*What to produce*
Where a line of the listing below includes the word "photo", reproduce that line.

::: Record extracts

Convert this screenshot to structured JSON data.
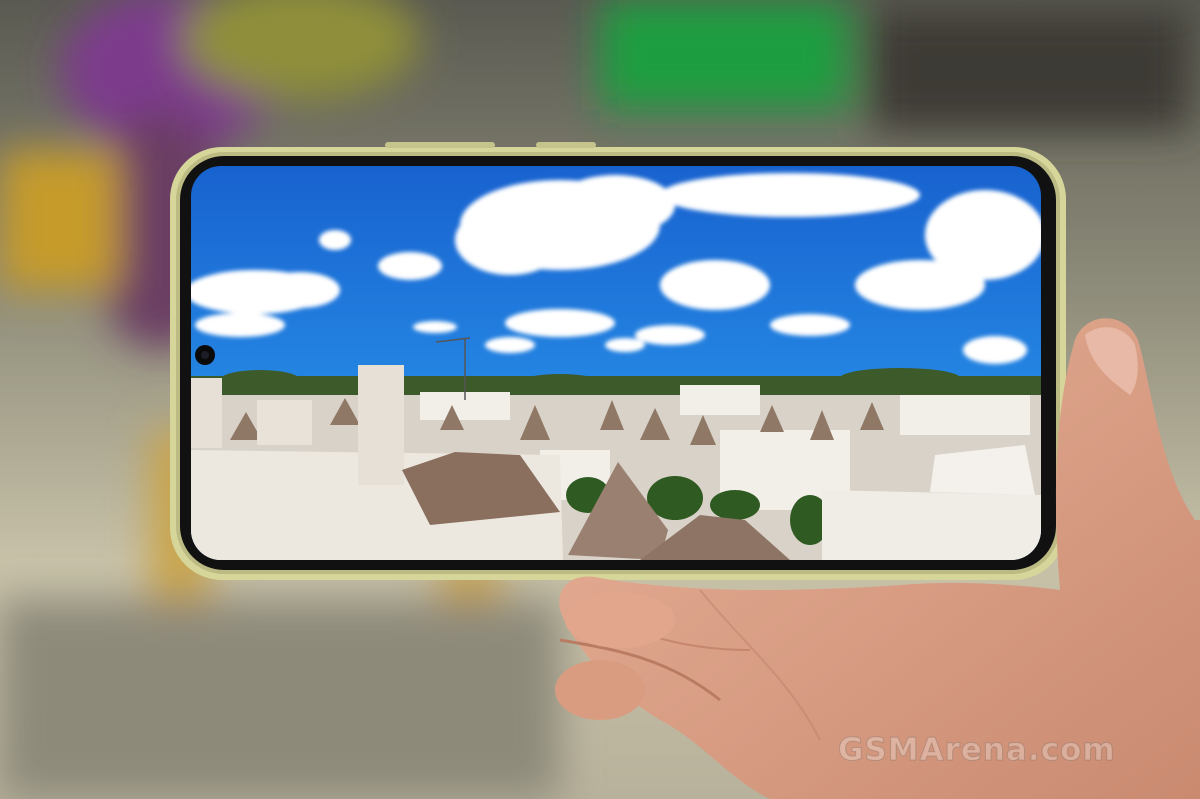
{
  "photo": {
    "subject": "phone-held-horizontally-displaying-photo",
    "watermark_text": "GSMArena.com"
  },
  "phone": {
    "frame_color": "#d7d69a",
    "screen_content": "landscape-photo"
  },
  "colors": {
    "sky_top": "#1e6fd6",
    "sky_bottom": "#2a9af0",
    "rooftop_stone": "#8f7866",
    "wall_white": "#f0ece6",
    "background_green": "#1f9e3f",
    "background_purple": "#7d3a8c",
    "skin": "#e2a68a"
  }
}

::::::

*Expected answer*
  "photo": {
    "subject": "phone-held-horizontally-displaying-photo",
    "screen_content": "landscape-photo"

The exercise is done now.